• _What you are asked to do_
From the listing below, copy every line with the word "Erweiterungen".

• _Data for this task_

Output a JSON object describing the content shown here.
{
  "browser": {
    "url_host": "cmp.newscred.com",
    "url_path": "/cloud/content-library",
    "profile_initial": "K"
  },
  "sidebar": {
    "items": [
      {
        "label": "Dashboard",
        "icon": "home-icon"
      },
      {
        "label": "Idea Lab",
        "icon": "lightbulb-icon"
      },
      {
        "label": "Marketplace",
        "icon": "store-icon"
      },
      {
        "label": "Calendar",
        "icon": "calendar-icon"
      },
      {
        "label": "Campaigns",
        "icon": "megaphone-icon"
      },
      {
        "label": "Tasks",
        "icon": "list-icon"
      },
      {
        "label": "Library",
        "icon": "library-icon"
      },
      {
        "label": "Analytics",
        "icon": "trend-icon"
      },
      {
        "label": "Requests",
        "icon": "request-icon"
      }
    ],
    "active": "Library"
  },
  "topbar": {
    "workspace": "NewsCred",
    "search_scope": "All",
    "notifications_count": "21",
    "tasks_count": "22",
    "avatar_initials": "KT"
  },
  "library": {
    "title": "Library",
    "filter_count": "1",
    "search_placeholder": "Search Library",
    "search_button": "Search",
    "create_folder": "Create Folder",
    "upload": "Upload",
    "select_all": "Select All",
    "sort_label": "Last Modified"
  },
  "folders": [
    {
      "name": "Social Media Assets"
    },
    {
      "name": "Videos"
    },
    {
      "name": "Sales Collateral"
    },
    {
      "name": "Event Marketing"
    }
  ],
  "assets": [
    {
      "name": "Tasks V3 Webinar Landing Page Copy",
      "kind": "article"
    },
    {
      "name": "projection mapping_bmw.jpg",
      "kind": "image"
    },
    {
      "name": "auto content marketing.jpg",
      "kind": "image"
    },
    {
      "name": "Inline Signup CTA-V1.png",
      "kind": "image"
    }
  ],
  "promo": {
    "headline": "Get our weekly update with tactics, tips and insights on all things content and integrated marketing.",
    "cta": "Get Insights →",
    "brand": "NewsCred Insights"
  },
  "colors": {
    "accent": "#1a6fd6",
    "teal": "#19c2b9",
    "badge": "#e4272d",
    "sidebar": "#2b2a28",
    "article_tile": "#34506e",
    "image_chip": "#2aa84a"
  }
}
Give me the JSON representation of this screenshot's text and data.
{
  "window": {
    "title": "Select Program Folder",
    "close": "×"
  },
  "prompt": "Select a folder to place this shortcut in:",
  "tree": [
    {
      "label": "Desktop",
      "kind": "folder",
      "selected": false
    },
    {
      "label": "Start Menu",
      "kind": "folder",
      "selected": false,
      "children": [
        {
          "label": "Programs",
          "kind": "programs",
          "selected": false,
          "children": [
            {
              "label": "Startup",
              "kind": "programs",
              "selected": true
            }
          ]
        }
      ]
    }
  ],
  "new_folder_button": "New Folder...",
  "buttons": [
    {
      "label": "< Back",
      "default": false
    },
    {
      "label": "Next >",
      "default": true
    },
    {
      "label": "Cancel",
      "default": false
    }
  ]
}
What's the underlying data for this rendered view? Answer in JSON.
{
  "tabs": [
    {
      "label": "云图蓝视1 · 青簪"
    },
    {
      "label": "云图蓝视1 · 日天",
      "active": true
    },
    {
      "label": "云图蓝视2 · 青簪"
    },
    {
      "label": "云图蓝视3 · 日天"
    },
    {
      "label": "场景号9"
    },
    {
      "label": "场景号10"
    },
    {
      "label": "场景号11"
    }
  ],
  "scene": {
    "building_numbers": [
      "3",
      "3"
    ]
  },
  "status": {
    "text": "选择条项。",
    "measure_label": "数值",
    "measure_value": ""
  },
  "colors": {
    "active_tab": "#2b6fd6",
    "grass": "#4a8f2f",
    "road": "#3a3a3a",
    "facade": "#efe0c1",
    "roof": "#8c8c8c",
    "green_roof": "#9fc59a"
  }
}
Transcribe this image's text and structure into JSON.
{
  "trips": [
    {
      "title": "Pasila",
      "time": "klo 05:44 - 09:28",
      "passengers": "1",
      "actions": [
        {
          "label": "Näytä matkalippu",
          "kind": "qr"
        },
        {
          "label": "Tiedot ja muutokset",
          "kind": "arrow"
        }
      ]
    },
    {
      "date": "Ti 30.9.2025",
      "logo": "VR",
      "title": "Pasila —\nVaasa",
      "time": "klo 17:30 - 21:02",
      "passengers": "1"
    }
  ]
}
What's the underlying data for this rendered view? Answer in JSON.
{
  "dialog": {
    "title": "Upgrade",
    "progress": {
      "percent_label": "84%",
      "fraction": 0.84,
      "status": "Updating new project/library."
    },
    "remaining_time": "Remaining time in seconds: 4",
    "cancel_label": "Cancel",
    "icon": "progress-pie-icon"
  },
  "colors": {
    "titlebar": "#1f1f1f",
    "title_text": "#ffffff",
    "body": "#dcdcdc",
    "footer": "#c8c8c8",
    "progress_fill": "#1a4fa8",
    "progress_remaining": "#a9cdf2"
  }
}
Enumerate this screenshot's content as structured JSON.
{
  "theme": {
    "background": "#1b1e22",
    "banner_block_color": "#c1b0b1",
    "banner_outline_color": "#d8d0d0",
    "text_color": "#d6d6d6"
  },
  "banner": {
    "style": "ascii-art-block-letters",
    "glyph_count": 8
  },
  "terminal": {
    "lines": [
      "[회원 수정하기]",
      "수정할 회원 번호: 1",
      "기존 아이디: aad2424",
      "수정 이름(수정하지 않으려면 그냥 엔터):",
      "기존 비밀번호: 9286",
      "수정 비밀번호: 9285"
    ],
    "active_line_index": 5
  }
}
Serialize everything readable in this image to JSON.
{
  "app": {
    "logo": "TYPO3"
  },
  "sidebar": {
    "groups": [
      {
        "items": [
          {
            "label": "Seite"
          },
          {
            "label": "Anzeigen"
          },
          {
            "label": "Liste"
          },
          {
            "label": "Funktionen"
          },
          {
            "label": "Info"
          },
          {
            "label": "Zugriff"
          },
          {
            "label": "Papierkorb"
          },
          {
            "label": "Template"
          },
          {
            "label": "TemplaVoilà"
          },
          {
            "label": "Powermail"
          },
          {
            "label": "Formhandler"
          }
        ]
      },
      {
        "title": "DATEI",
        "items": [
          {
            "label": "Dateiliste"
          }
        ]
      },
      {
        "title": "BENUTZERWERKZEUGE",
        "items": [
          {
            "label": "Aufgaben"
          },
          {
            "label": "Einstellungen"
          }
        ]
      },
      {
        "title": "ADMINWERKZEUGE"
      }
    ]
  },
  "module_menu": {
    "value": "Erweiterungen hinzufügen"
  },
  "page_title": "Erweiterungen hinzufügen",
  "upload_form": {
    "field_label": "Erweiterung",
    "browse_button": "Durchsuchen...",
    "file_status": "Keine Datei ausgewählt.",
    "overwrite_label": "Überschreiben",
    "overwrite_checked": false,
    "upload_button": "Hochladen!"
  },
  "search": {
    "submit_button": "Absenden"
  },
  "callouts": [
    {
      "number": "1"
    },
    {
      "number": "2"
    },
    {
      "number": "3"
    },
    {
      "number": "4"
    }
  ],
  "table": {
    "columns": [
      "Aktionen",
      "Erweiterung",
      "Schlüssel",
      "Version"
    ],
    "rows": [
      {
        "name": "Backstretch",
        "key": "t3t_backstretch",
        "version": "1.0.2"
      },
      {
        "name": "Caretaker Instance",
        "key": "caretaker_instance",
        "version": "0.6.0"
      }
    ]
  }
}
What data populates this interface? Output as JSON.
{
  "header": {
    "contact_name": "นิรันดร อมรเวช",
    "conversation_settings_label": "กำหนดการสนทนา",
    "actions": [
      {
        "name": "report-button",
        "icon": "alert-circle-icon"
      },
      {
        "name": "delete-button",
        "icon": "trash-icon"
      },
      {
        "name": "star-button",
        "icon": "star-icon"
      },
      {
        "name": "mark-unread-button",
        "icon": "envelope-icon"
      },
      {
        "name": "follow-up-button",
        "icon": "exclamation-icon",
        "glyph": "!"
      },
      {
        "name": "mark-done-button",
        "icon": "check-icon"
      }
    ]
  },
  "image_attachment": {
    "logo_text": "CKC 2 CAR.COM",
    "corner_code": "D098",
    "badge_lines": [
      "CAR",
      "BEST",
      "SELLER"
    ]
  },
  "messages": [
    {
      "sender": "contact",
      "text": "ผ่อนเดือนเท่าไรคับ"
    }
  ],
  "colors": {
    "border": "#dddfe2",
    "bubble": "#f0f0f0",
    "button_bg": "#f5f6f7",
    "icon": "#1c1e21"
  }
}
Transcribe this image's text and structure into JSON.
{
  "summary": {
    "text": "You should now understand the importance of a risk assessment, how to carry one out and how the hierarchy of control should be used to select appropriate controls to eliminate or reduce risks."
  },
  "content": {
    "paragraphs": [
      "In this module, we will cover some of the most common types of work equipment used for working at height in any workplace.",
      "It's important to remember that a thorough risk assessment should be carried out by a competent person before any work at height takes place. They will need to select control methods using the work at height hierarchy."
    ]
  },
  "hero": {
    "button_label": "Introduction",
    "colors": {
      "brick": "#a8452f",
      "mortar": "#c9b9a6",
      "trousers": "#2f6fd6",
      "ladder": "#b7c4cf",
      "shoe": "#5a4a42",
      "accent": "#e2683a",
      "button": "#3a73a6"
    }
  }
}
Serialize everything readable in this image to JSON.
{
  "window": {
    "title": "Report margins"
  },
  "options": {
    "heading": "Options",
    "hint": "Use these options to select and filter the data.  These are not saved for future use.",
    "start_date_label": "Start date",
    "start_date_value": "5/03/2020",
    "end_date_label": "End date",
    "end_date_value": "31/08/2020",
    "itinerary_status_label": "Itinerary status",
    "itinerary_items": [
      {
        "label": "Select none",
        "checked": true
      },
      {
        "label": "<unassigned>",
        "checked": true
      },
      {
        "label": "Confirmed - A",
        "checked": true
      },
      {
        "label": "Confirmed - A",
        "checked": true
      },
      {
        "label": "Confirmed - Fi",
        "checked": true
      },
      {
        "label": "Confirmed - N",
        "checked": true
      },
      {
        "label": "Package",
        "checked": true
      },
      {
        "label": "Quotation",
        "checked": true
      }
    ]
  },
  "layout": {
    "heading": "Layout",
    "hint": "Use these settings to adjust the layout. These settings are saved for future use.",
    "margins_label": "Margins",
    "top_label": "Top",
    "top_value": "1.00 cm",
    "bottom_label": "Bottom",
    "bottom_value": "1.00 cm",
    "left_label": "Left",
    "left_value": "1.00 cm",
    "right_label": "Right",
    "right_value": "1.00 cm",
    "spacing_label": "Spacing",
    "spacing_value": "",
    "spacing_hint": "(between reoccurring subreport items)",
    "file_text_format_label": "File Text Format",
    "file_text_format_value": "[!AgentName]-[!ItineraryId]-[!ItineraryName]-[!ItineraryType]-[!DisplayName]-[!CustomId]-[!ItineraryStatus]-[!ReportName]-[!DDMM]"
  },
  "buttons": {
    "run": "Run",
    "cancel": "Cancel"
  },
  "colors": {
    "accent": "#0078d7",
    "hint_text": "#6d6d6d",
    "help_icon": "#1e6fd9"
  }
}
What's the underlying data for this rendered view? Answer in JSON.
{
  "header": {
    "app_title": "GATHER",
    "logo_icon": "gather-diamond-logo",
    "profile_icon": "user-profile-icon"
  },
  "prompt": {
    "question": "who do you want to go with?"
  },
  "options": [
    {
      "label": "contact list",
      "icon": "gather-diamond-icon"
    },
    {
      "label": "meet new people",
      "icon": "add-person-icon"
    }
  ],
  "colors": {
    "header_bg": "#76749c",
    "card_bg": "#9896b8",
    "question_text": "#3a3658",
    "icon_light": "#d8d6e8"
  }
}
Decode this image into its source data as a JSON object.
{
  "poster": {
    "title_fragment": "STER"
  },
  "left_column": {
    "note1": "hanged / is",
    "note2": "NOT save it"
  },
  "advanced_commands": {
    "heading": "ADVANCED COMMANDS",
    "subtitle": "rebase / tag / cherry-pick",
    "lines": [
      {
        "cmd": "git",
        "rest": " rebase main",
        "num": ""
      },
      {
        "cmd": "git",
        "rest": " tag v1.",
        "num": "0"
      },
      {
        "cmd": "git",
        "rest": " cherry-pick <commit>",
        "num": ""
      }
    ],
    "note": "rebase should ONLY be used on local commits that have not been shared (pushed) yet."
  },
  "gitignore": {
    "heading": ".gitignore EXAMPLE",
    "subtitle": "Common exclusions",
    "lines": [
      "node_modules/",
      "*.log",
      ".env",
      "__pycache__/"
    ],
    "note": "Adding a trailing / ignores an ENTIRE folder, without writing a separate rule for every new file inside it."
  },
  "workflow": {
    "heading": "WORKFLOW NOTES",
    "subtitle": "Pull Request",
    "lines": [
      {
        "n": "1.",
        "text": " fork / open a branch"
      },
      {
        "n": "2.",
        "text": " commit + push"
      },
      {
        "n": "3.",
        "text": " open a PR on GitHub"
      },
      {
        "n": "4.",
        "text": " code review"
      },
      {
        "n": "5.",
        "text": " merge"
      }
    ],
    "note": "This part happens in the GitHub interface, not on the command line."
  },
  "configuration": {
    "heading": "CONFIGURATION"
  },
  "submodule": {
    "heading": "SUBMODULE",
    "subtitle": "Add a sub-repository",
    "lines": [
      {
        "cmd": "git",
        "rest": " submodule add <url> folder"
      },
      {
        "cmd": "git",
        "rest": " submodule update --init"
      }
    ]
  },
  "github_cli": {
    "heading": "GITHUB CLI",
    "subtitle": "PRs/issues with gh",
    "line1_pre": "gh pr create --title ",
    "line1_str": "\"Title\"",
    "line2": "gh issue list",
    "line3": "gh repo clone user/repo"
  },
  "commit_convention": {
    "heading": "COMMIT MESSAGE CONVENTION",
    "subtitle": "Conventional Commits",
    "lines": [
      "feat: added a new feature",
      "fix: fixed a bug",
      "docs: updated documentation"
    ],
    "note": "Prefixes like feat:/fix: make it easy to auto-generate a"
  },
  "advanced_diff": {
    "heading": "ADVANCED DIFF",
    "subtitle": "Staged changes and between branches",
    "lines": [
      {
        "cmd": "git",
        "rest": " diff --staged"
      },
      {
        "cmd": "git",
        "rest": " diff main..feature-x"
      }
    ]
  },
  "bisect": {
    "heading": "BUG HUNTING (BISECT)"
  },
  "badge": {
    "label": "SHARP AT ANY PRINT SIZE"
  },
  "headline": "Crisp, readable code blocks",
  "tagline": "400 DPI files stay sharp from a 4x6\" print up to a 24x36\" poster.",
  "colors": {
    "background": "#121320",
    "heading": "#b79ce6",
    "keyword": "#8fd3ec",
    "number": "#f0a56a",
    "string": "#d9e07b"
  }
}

• _Reply_
    "value": "Erweiterungen hinzufügen"
  "page_title": "Erweiterungen hinzufügen",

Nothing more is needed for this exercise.